**AIM OF THE EXERCISE:**
Exclude all pictures, then copy each of the records exactly as written.

**** EXERCISE INPUTS ****

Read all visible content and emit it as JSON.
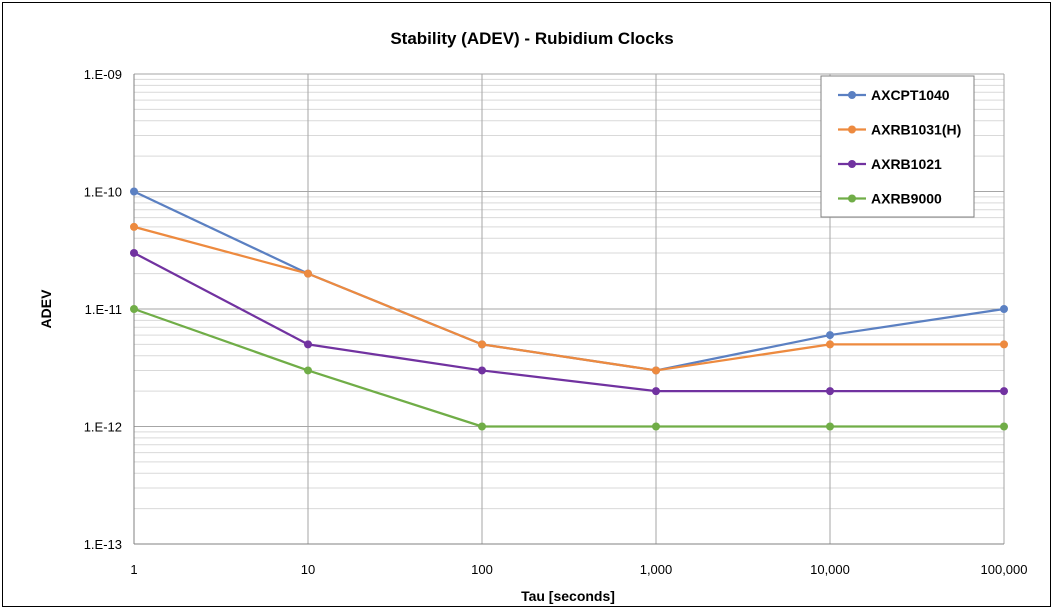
{
  "chart_data": {
    "type": "line",
    "title": "Stability (ADEV) - Rubidium Clocks",
    "xlabel": "Tau [seconds]",
    "ylabel": "ADEV",
    "x_scale": "log",
    "y_scale": "log",
    "x": [
      1,
      10,
      100,
      1000,
      10000,
      100000
    ],
    "x_tick_labels": [
      "1",
      "10",
      "100",
      "1,000",
      "10,000",
      "100,000"
    ],
    "y_tick_values": [
      1e-13,
      1e-12,
      1e-11,
      1e-10,
      1e-09
    ],
    "y_tick_labels": [
      "1.E-13",
      "1.E-12",
      "1.E-11",
      "1.E-10",
      "1.E-09"
    ],
    "xlim": [
      1,
      100000
    ],
    "ylim": [
      1e-13,
      1e-09
    ],
    "grid": true,
    "legend_position": "top-right",
    "series": [
      {
        "name": "AXCPT1040",
        "color": "#5B80C2",
        "values": [
          1e-10,
          2e-11,
          5e-12,
          3e-12,
          6e-12,
          1e-11
        ]
      },
      {
        "name": "AXRB1031(H)",
        "color": "#ED8A3F",
        "values": [
          5e-11,
          2e-11,
          5e-12,
          3e-12,
          5e-12,
          5e-12
        ]
      },
      {
        "name": "AXRB1021",
        "color": "#7132A0",
        "values": [
          3e-11,
          5e-12,
          3e-12,
          2e-12,
          2e-12,
          2e-12
        ]
      },
      {
        "name": "AXRB9000",
        "color": "#70AD47",
        "values": [
          1e-11,
          3e-12,
          1e-12,
          1e-12,
          1e-12,
          1e-12
        ]
      }
    ]
  }
}
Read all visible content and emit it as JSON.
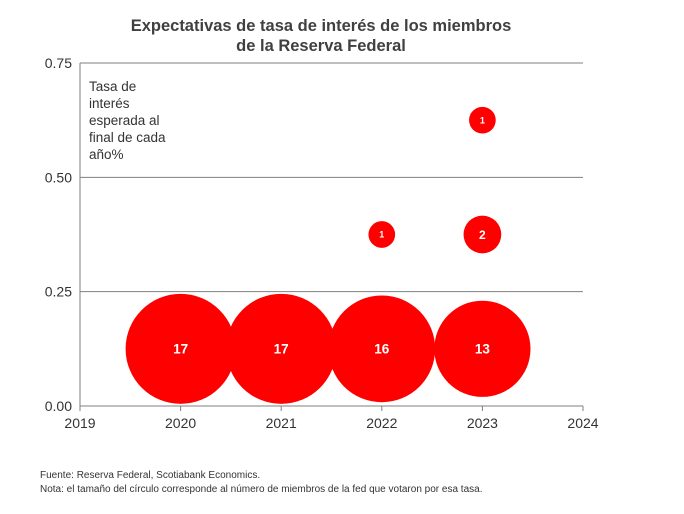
{
  "chart_data": {
    "type": "scatter",
    "title": [
      "Expectativas de tasa de interés de los miembros",
      "de la Reserva Federal"
    ],
    "annotation": [
      "Tasa de",
      "interés",
      "esperada al",
      "final de cada",
      "año%"
    ],
    "xlim": [
      2019,
      2024
    ],
    "ylim": [
      0,
      0.75
    ],
    "x_ticks": [
      2019,
      2020,
      2021,
      2022,
      2023,
      2024
    ],
    "y_ticks": [
      0.0,
      0.25,
      0.5,
      0.75
    ],
    "y_tick_labels": [
      "0.00",
      "0.25",
      "0.50",
      "0.75"
    ],
    "grid": true,
    "color": "#ff0000",
    "points": [
      {
        "x": 2020,
        "y": 0.125,
        "count": 17
      },
      {
        "x": 2021,
        "y": 0.125,
        "count": 17
      },
      {
        "x": 2022,
        "y": 0.125,
        "count": 16
      },
      {
        "x": 2022,
        "y": 0.375,
        "count": 1
      },
      {
        "x": 2023,
        "y": 0.125,
        "count": 13
      },
      {
        "x": 2023,
        "y": 0.375,
        "count": 2
      },
      {
        "x": 2023,
        "y": 0.625,
        "count": 1
      }
    ]
  },
  "footnotes": {
    "source": "Fuente: Reserva Federal, Scotiabank Economics.",
    "note": "Nota: el tamaño del círculo corresponde al número de miembros de la fed que votaron por esa tasa."
  }
}
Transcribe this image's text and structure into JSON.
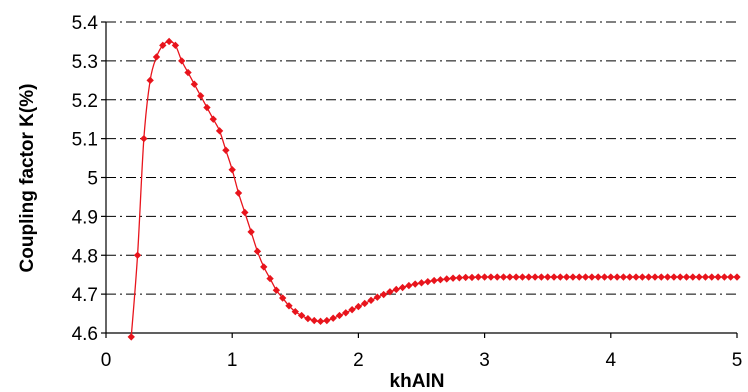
{
  "chart_data": {
    "type": "line",
    "xlabel": "khAlN",
    "ylabel": "Coupling factor K(%)",
    "xlim": [
      0,
      5
    ],
    "ylim": [
      4.6,
      5.4
    ],
    "x_ticks": [
      "0",
      "1",
      "2",
      "3",
      "4",
      "5"
    ],
    "y_ticks": [
      "4.6",
      "4.7",
      "4.8",
      "4.9",
      "5",
      "5.1",
      "5.2",
      "5.3",
      "5.4"
    ],
    "grid": "horizontal dash-dot",
    "legend": "none",
    "colors": {
      "series": "#e8141c",
      "grid": "#000000",
      "axis": "#000000"
    },
    "series": [
      {
        "x": [
          0.2,
          0.25,
          0.3,
          0.35,
          0.4,
          0.45,
          0.5,
          0.55,
          0.6,
          0.65,
          0.7,
          0.75,
          0.8,
          0.85,
          0.9,
          0.95,
          1.0,
          1.05,
          1.1,
          1.15,
          1.2,
          1.25,
          1.3,
          1.35,
          1.4,
          1.45,
          1.5,
          1.55,
          1.6,
          1.65,
          1.7,
          1.75,
          1.8,
          1.85,
          1.9,
          1.95,
          2.0,
          2.05,
          2.1,
          2.15,
          2.2,
          2.25,
          2.3,
          2.35,
          2.4,
          2.45,
          2.5,
          2.55,
          2.6,
          2.65,
          2.7,
          2.75,
          2.8,
          2.85,
          2.9,
          2.95,
          3.0,
          3.05,
          3.1,
          3.15,
          3.2,
          3.25,
          3.3,
          3.35,
          3.4,
          3.45,
          3.5,
          3.55,
          3.6,
          3.65,
          3.7,
          3.75,
          3.8,
          3.85,
          3.9,
          3.95,
          4.0,
          4.05,
          4.1,
          4.15,
          4.2,
          4.25,
          4.3,
          4.35,
          4.4,
          4.45,
          4.5,
          4.55,
          4.6,
          4.65,
          4.7,
          4.75,
          4.8,
          4.85,
          4.9,
          4.95,
          5.0
        ],
        "y": [
          4.59,
          4.8,
          5.1,
          5.25,
          5.31,
          5.34,
          5.35,
          5.34,
          5.3,
          5.27,
          5.24,
          5.21,
          5.18,
          5.15,
          5.12,
          5.07,
          5.02,
          4.96,
          4.91,
          4.86,
          4.81,
          4.77,
          4.74,
          4.71,
          4.69,
          4.67,
          4.655,
          4.645,
          4.637,
          4.632,
          4.63,
          4.632,
          4.638,
          4.645,
          4.652,
          4.66,
          4.668,
          4.676,
          4.684,
          4.692,
          4.699,
          4.706,
          4.712,
          4.717,
          4.722,
          4.726,
          4.729,
          4.732,
          4.735,
          4.737,
          4.739,
          4.741,
          4.742,
          4.743,
          4.743,
          4.744,
          4.744,
          4.744,
          4.744,
          4.744,
          4.744,
          4.744,
          4.744,
          4.744,
          4.744,
          4.744,
          4.744,
          4.744,
          4.744,
          4.744,
          4.744,
          4.744,
          4.744,
          4.744,
          4.744,
          4.744,
          4.744,
          4.744,
          4.744,
          4.744,
          4.744,
          4.744,
          4.744,
          4.744,
          4.744,
          4.744,
          4.744,
          4.744,
          4.744,
          4.744,
          4.744,
          4.744,
          4.744,
          4.744,
          4.744,
          4.744,
          4.744
        ]
      }
    ]
  }
}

****

**REPLY:**
Read all visible content and emit it as JSON.
{
  "chart_data": {
    "type": "line",
    "title": "Stability (ADEV) - Rubidium Clocks",
    "xlabel": "Tau [seconds]",
    "ylabel": "ADEV",
    "x_scale": "log",
    "y_scale": "log",
    "x": [
      1,
      10,
      100,
      1000,
      10000,
      100000
    ],
    "x_tick_labels": [
      "1",
      "10",
      "100",
      "1,000",
      "10,000",
      "100,000"
    ],
    "y_tick_values": [
      1e-13,
      1e-12,
      1e-11,
      1e-10,
      1e-09
    ],
    "y_tick_labels": [
      "1.E-13",
      "1.E-12",
      "1.E-11",
      "1.E-10",
      "1.E-09"
    ],
    "xlim": [
      1,
      100000
    ],
    "ylim": [
      1e-13,
      1e-09
    ],
    "grid": true,
    "legend_position": "top-right",
    "series": [
      {
        "name": "AXCPT1040",
        "color": "#5B80C2",
        "values": [
          1e-10,
          2e-11,
          5e-12,
          3e-12,
          6e-12,
          1e-11
        ]
      },
      {
        "name": "AXRB1031(H)",
        "color": "#ED8A3F",
        "values": [
          5e-11,
          2e-11,
          5e-12,
          3e-12,
          5e-12,
          5e-12
        ]
      },
      {
        "name": "AXRB1021",
        "color": "#7132A0",
        "values": [
          3e-11,
          5e-12,
          3e-12,
          2e-12,
          2e-12,
          2e-12
        ]
      },
      {
        "name": "AXRB9000",
        "color": "#70AD47",
        "values": [
          1e-11,
          3e-12,
          1e-12,
          1e-12,
          1e-12,
          1e-12
        ]
      }
    ]
  }
}
Read all visible content and emit it as JSON.
{
  "chart_data": {
    "type": "scatter",
    "title": [
      "Expectativas de tasa de interés de los miembros",
      "de la Reserva Federal"
    ],
    "annotation": [
      "Tasa de",
      "interés",
      "esperada al",
      "final de cada",
      "año%"
    ],
    "xlim": [
      2019,
      2024
    ],
    "ylim": [
      0,
      0.75
    ],
    "x_ticks": [
      2019,
      2020,
      2021,
      2022,
      2023,
      2024
    ],
    "y_ticks": [
      0.0,
      0.25,
      0.5,
      0.75
    ],
    "y_tick_labels": [
      "0.00",
      "0.25",
      "0.50",
      "0.75"
    ],
    "grid": true,
    "color": "#ff0000",
    "points": [
      {
        "x": 2020,
        "y": 0.125,
        "count": 17
      },
      {
        "x": 2021,
        "y": 0.125,
        "count": 17
      },
      {
        "x": 2022,
        "y": 0.125,
        "count": 16
      },
      {
        "x": 2022,
        "y": 0.375,
        "count": 1
      },
      {
        "x": 2023,
        "y": 0.125,
        "count": 13
      },
      {
        "x": 2023,
        "y": 0.375,
        "count": 2
      },
      {
        "x": 2023,
        "y": 0.625,
        "count": 1
      }
    ]
  },
  "footnotes": {
    "source": "Fuente: Reserva Federal, Scotiabank Economics.",
    "note": "Nota: el tamaño del círculo corresponde al número de miembros de la fed que votaron por esa tasa."
  }
}
Transcribe this image's text and structure into JSON.
{
  "chart_data": {
    "type": "line",
    "xlabel": "khAlN",
    "ylabel": "Coupling factor K(%)",
    "xlim": [
      0,
      5
    ],
    "ylim": [
      4.6,
      5.4
    ],
    "x_ticks": [
      "0",
      "1",
      "2",
      "3",
      "4",
      "5"
    ],
    "y_ticks": [
      "4.6",
      "4.7",
      "4.8",
      "4.9",
      "5",
      "5.1",
      "5.2",
      "5.3",
      "5.4"
    ],
    "grid": "horizontal dash-dot",
    "legend": "none",
    "colors": {
      "series": "#e8141c",
      "grid": "#000000",
      "axis": "#000000"
    },
    "series": [
      {
        "x": [
          0.2,
          0.25,
          0.3,
          0.35,
          0.4,
          0.45,
          0.5,
          0.55,
          0.6,
          0.65,
          0.7,
          0.75,
          0.8,
          0.85,
          0.9,
          0.95,
          1.0,
          1.05,
          1.1,
          1.15,
          1.2,
          1.25,
          1.3,
          1.35,
          1.4,
          1.45,
          1.5,
          1.55,
          1.6,
          1.65,
          1.7,
          1.75,
          1.8,
          1.85,
          1.9,
          1.95,
          2.0,
          2.05,
          2.1,
          2.15,
          2.2,
          2.25,
          2.3,
          2.35,
          2.4,
          2.45,
          2.5,
          2.55,
          2.6,
          2.65,
          2.7,
          2.75,
          2.8,
          2.85,
          2.9,
          2.95,
          3.0,
          3.05,
          3.1,
          3.15,
          3.2,
          3.25,
          3.3,
          3.35,
          3.4,
          3.45,
          3.5,
          3.55,
          3.6,
          3.65,
          3.7,
          3.75,
          3.8,
          3.85,
          3.9,
          3.95,
          4.0,
          4.05,
          4.1,
          4.15,
          4.2,
          4.25,
          4.3,
          4.35,
          4.4,
          4.45,
          4.5,
          4.55,
          4.6,
          4.65,
          4.7,
          4.75,
          4.8,
          4.85,
          4.9,
          4.95,
          5.0
        ],
        "y": [
          4.59,
          4.8,
          5.1,
          5.25,
          5.31,
          5.34,
          5.35,
          5.34,
          5.3,
          5.27,
          5.24,
          5.21,
          5.18,
          5.15,
          5.12,
          5.07,
          5.02,
          4.96,
          4.91,
          4.86,
          4.81,
          4.77,
          4.74,
          4.71,
          4.69,
          4.67,
          4.655,
          4.645,
          4.637,
          4.632,
          4.63,
          4.632,
          4.638,
          4.645,
          4.652,
          4.66,
          4.668,
          4.676,
          4.684,
          4.692,
          4.699,
          4.706,
          4.712,
          4.717,
          4.722,
          4.726,
          4.729,
          4.732,
          4.735,
          4.737,
          4.739,
          4.741,
          4.742,
          4.743,
          4.743,
          4.744,
          4.744,
          4.744,
          4.744,
          4.744,
          4.744,
          4.744,
          4.744,
          4.744,
          4.744,
          4.744,
          4.744,
          4.744,
          4.744,
          4.744,
          4.744,
          4.744,
          4.744,
          4.744,
          4.744,
          4.744,
          4.744,
          4.744,
          4.744,
          4.744,
          4.744,
          4.744,
          4.744,
          4.744,
          4.744,
          4.744,
          4.744,
          4.744,
          4.744,
          4.744,
          4.744,
          4.744,
          4.744,
          4.744,
          4.744,
          4.744,
          4.744
        ]
      }
    ]
  }
}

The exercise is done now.